• What is needed: Wherever the word "when" shows up in a line, please copy that line.

---------------

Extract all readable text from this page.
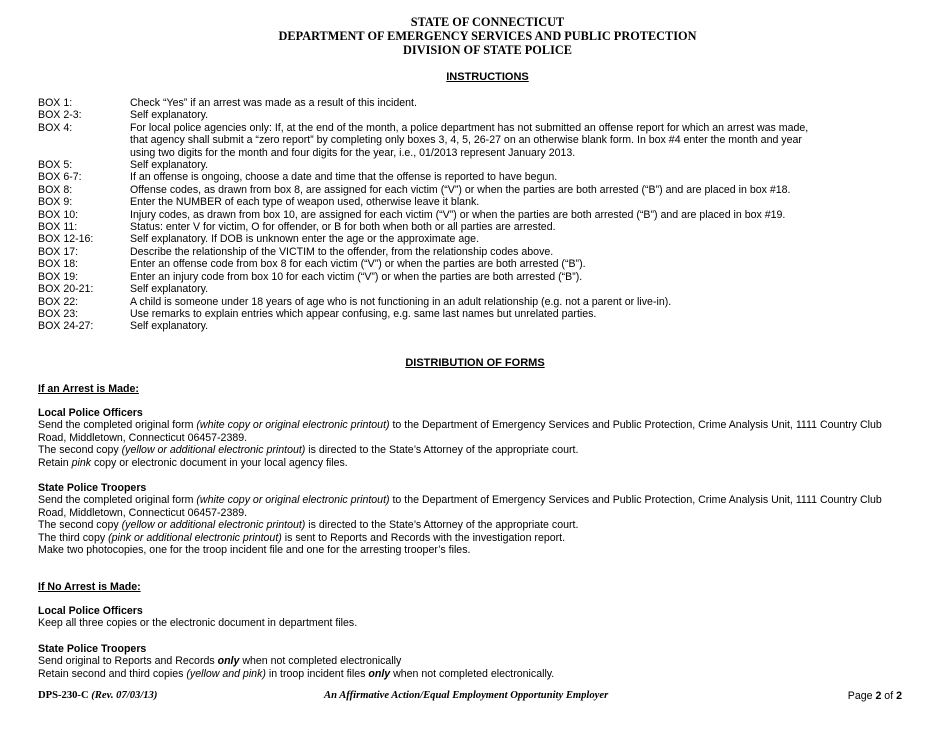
STATE OF CONNECTICUT
DEPARTMENT OF EMERGENCY SERVICES AND PUBLIC PROTECTION
DIVISION OF STATE POLICE
INSTRUCTIONS
BOX 1:	Check “Yes” if an arrest was made as a result of this incident.
BOX 2-3:	Self explanatory.
BOX 4:	For local police agencies only: If, at the end of the month, a police department has not submitted an offense report for which an arrest was made, that agency shall submit a “zero report” by completing only boxes 3, 4, 5, 26-27 on an otherwise blank form. In box #4 enter the month and year using two digits for the month and four digits for the year, i.e., 01/2013 represent January 2013.
BOX 5:	Self explanatory.
BOX 6-7:	If an offense is ongoing, choose a date and time that the offense is reported to have begun.
BOX 8:	Offense codes, as drawn from box 8, are assigned for each victim (“V”) or when the parties are both arrested (“B”) and are placed in box #18.
BOX 9:	Enter the NUMBER of each type of weapon used, otherwise leave it blank.
BOX 10:	Injury codes, as drawn from box 10, are assigned for each victim (“V”) or when the parties are both arrested (“B”) and are placed in box #19.
BOX 11:	Status: enter V for victim, O for offender, or B for both when both or all parties are arrested.
BOX 12-16:	Self explanatory. If DOB is unknown enter the age or the approximate age.
BOX 17:	Describe the relationship of the VICTIM to the offender, from the relationship codes above.
BOX 18:	Enter an offense code from box 8 for each victim (“V”) or when the parties are both arrested (“B”).
BOX 19:	Enter an injury code from box 10 for each victim (“V”) or when the parties are both arrested (“B”).
BOX 20-21:	Self explanatory.
BOX 22:	A child is someone under 18 years of age who is not functioning in an adult relationship (e.g. not a parent or live-in).
BOX 23:	Use remarks to explain entries which appear confusing, e.g. same last names but unrelated parties.
BOX 24-27:	Self explanatory.
DISTRIBUTION OF FORMS
If an Arrest is Made:
Local Police Officers
Send the completed original form (white copy or original electronic printout) to the Department of Emergency Services and Public Protection, Crime Analysis Unit, 1111 Country Club Road, Middletown, Connecticut 06457-2389.
The second copy (yellow or additional electronic printout) is directed to the State’s Attorney of the appropriate court.
Retain pink copy or electronic document in your local agency files.
State Police Troopers
Send the completed original form (white copy or original electronic printout) to the Department of Emergency Services and Public Protection, Crime Analysis Unit, 1111 Country Club Road, Middletown, Connecticut 06457-2389.
The second copy (yellow or additional electronic printout) is directed to the State’s Attorney of the appropriate court.
The third copy (pink or additional electronic printout) is sent to Reports and Records with the investigation report.
Make two photocopies, one for the troop incident file and one for the arresting trooper’s files.
If No Arrest is Made:
Local Police Officers
Keep all three copies or the electronic document in department files.
State Police Troopers
Send original to Reports and Records only when not completed electronically
Retain second and third copies (yellow and pink) in troop incident files only when not completed electronically.
DPS-230-C (Rev. 07/03/13)	An Affirmative Action/Equal Employment Opportunity Employer	Page 2 of 2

---------------

• Result:
BOX 8:	Offense codes, as drawn from box 8, are assigned for each victim (“V”) or when the parties are both arrested (“B”) and are placed in box #18.
BOX 10:	Injury codes, as drawn from box 10, are assigned for each victim (“V”) or when the parties are both arrested (“B”) and are placed in box #19.
BOX 11:	Status: enter V for victim, O for offender, or B for both when both or all parties are arrested.
BOX 18:	Enter an offense code from box 8 for each victim (“V”) or when the parties are both arrested (“B”).
BOX 19:	Enter an injury code from box 10 for each victim (“V”) or when the parties are both arrested (“B”).
Send original to Reports and Records only when not completed electronically
Retain second and third copies (yellow and pink) in troop incident files only when not completed electronically.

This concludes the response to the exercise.